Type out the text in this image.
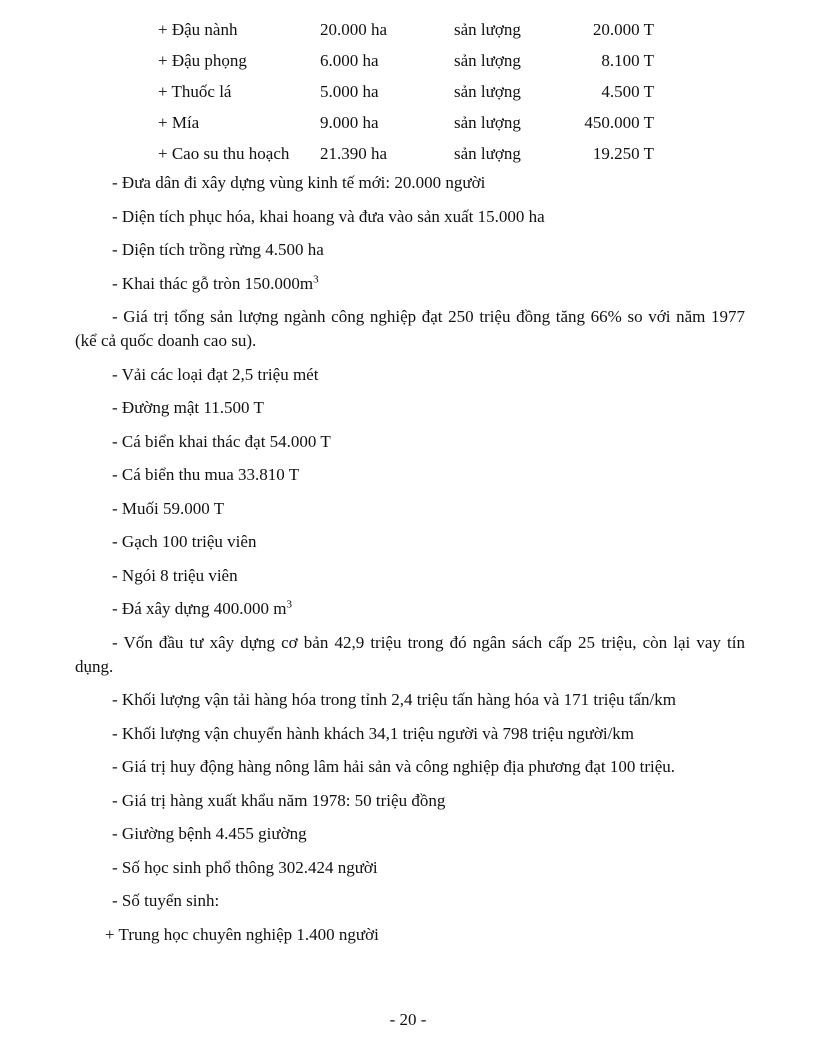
+ Đậu nành	20.000 ha	sản lượng	20.000 T
+ Đậu phọng	6.000 ha	sản lượng	8.100 T
+ Thuốc lá	5.000 ha	sản lượng	4.500 T
+ Mía	9.000 ha	sản lượng	450.000 T
+ Cao su thu hoạch 21.390 ha	sản lượng	19.250 T
- Đưa dân đi xây dựng vùng kinh tế mới: 20.000 người
- Diện tích phục hóa, khai hoang và đưa vào sản xuất 15.000 ha
- Diện tích trồng rừng 4.500 ha
- Khai thác gỗ tròn $150.000m^3$
- Giá trị tổng sản lượng ngành công nghiệp đạt 250 triệu đồng tăng 66% so với năm 1977 (kể cả quốc doanh cao su).
- Vải các loại đạt 2,5 triệu mét
- Đường mật 11.500 T
- Cá biển khai thác đạt 54.000 T
- Cá biển thu mua 33.810 T
- Muối 59.000 T
- Gạch 100 triệu viên
- Ngói 8 triệu viên
- Đá xây dựng 400.000 $m^3$
- Vốn đầu tư xây dựng cơ bản 42,9 triệu trong đó ngân sách cấp 25 triệu, còn lại vay tín dụng.
- Khối lượng vận tải hàng hóa trong tỉnh 2,4 triệu tấn hàng hóa và 171 triệu tấn/km
- Khối lượng vận chuyển hành khách 34,1 triệu người và 798 triệu người/km
- Giá trị huy động hàng nông lâm hải sản và công nghiệp địa phương đạt 100 triệu.
- Giá trị hàng xuất khẩu năm 1978: 50 triệu đồng
- Giường bệnh 4.455 giường
- Số học sinh phổ thông 302.424 người
- Số tuyển sinh:
+ Trung học chuyên nghiệp 1.400 người
- 20 -
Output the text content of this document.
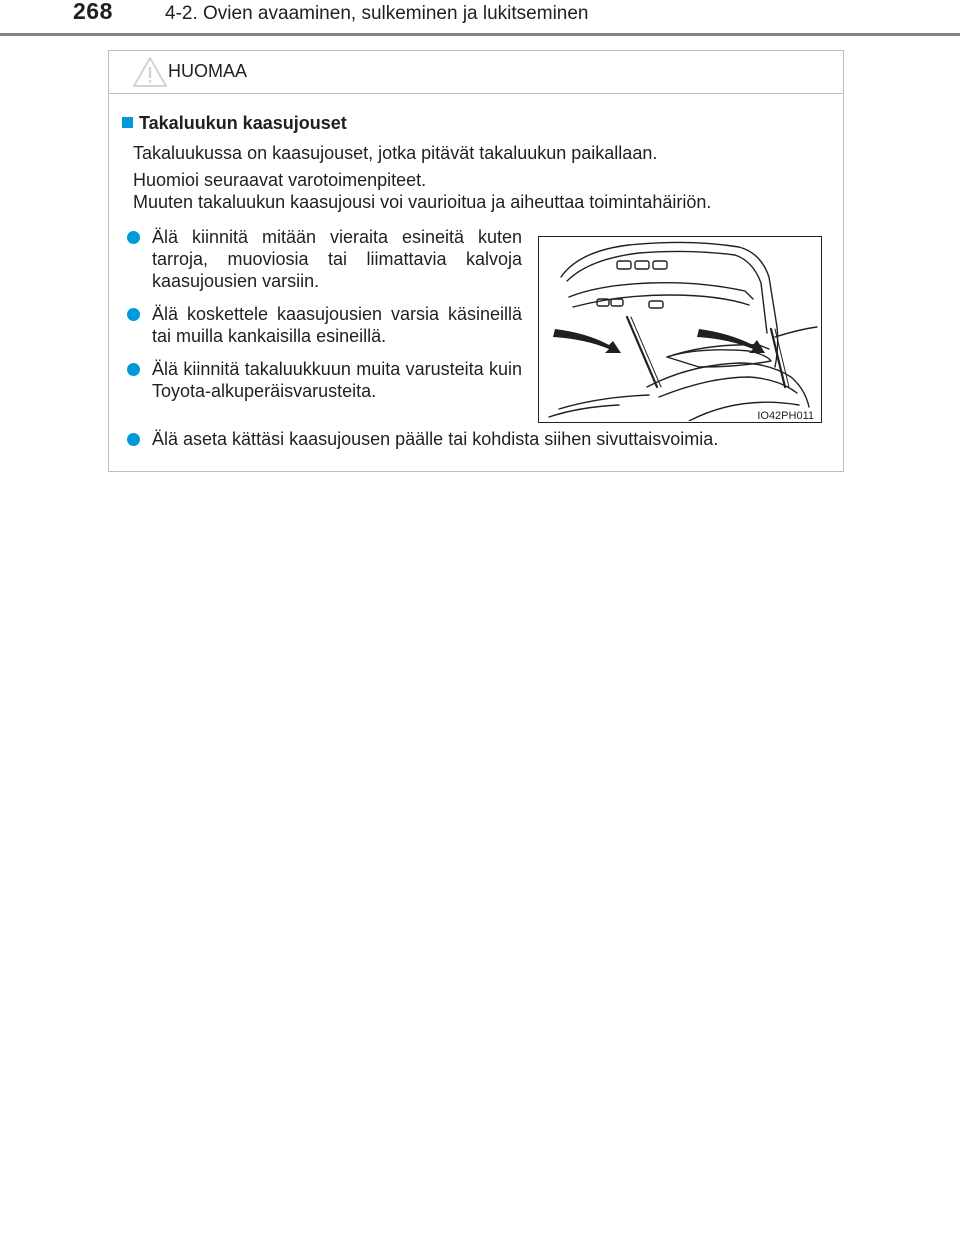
268	4-2. Ovien avaaminen, sulkeminen ja lukitseminen
HUOMAA
Takaluukun kaasujouset
Takaluukussa on kaasujouset, jotka pitävät takaluukun paikallaan.
Huomioi seuraavat varotoimenpiteet.
Muuten takaluukun kaasujousi voi vaurioitua ja aiheuttaa toimintahäiriön.
Älä kiinnitä mitään vieraita esineitä kuten tarroja, muoviosia tai liimattavia kalvoja kaasujousien varsiin.
Älä koskettele kaasujousien varsia käsineillä tai muilla kankaisilla esineillä.
Älä kiinnitä takaluukkuun muita varusteita kuin Toyota-alkuperäisvarusteita.
Älä aseta kättäsi kaasujousen päälle tai kohdista siihen sivuttaisvoimia.
IO42PH011
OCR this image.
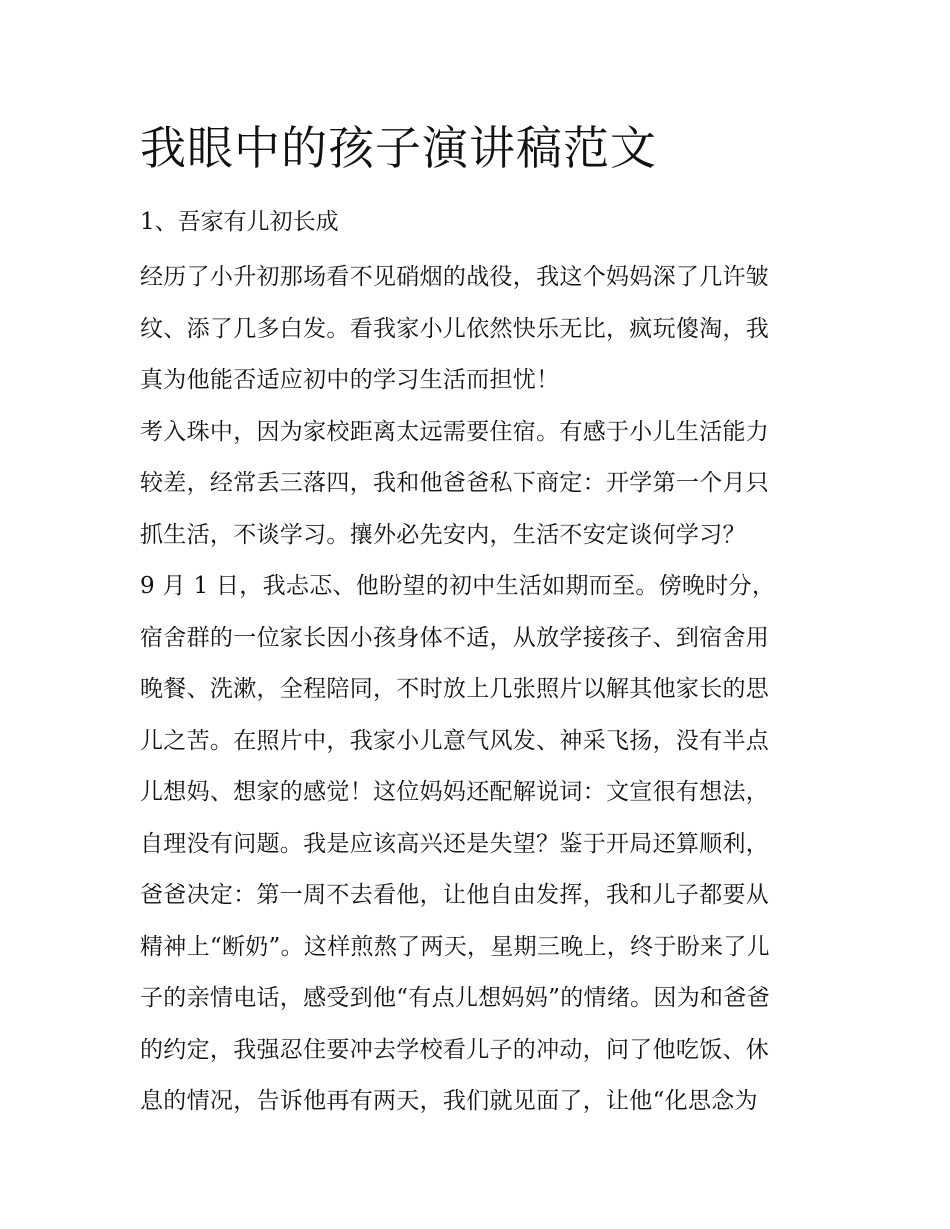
我眼中的孩子演讲稿范文
1、吾家有儿初长成
经历了小升初那场看不见硝烟的战役，我这个妈妈深了几许皱
纹、添了几多白发。看我家小儿依然快乐无比，疯玩傻淘，我
真为他能否适应初中的学习生活而担忧！
考入珠中，因为家校距离太远需要住宿。有感于小儿生活能力
较差，经常丢三落四，我和他爸爸私下商定：开学第一个月只
抓生活，不谈学习。攘外必先安内，生活不安定谈何学习？
9 月 1 日，我忐忑、他盼望的初中生活如期而至。傍晚时分，
宿舍群的一位家长因小孩身体不适，从放学接孩子、到宿舍用
晚餐、洗漱，全程陪同，不时放上几张照片以解其他家长的思
儿之苦。在照片中，我家小儿意气风发、神采飞扬，没有半点
儿想妈、想家的感觉！这位妈妈还配解说词：文宣很有想法，
自理没有问题。我是应该高兴还是失望？鉴于开局还算顺利，
爸爸决定：第一周不去看他，让他自由发挥，我和儿子都要从
精神上“断奶”。这样煎熬了两天，星期三晚上，终于盼来了儿
子的亲情电话，感受到他“有点儿想妈妈”的情绪。因为和爸爸
的约定，我强忍住要冲去学校看儿子的冲动，问了他吃饭、休
息的情况，告诉他再有两天，我们就见面了，让他“化思念为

### INSTRUCTIONS TO FOLLOW
Go through the records. Copy each line where "Khối" appears.

### WORKED SOLUTION
- Khối lượng vận tải hàng hóa trong tỉnh 2,4 triệu tấn hàng hóa và 171 triệu tấn/km
- Khối lượng vận chuyển hành khách 34,1 triệu người và 798 triệu người/km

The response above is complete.